[Prompt] Working from the line that contains "Transcribe this image's" down to the last line below, repeat each line exactly.
-- -- --
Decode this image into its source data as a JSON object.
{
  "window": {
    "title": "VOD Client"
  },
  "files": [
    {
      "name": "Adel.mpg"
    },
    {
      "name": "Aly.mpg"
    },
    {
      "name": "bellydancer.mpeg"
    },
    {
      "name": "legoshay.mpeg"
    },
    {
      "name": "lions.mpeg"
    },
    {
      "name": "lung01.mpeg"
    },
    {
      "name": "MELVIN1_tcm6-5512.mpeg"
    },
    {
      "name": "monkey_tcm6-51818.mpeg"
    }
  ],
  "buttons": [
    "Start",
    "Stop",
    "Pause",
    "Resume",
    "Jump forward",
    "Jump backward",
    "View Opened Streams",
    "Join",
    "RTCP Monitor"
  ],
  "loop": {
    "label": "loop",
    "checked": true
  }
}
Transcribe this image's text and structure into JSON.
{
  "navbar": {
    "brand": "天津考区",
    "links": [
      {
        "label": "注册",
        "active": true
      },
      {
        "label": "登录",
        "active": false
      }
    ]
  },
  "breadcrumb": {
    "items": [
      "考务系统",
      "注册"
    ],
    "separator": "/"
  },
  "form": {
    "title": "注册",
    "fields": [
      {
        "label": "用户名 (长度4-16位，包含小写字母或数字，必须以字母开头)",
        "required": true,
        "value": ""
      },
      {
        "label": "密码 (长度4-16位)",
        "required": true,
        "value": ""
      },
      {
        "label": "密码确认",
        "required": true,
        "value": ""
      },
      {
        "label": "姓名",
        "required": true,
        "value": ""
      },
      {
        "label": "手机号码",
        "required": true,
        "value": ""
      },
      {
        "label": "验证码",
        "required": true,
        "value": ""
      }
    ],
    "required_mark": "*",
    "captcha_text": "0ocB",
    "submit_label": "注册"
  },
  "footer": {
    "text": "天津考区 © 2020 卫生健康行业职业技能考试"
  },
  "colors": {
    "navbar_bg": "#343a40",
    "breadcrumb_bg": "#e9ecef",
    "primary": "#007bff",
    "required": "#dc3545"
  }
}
-- -- --
[Complete output]
Transcribe this image's text and structure into JSON.
{
  "navbar": {
    "brand": "天津考区",
    "links": [
      {
        "label": "注册",
        "active": true
      },
      {
        "label": "登录",
        "active": false
      }
    ]
  },
  "breadcrumb": {
    "items": [
      "考务系统",
      "注册"
    ],
    "separator": "/"
  },
  "form": {
    "title": "注册",
    "fields": [
      {
        "label": "用户名 (长度4-16位，包含小写字母或数字，必须以字母开头)",
        "required": true,
        "value": ""
      },
      {
        "label": "密码 (长度4-16位)",
        "required": true,
        "value": ""
      },
      {
        "label": "密码确认",
        "required": true,
        "value": ""
      },
      {
        "label": "姓名",
        "required": true,
        "value": ""
      },
      {
        "label": "手机号码",
        "required": true,
        "value": ""
      },
      {
        "label": "验证码",
        "required": true,
        "value": ""
      }
    ],
    "required_mark": "*",
    "captcha_text": "0ocB",
    "submit_label": "注册"
  },
  "footer": {
    "text": "天津考区 © 2020 卫生健康行业职业技能考试"
  },
  "colors": {
    "navbar_bg": "#343a40",
    "breadcrumb_bg": "#e9ecef",
    "primary": "#007bff",
    "required": "#dc3545"
  }
}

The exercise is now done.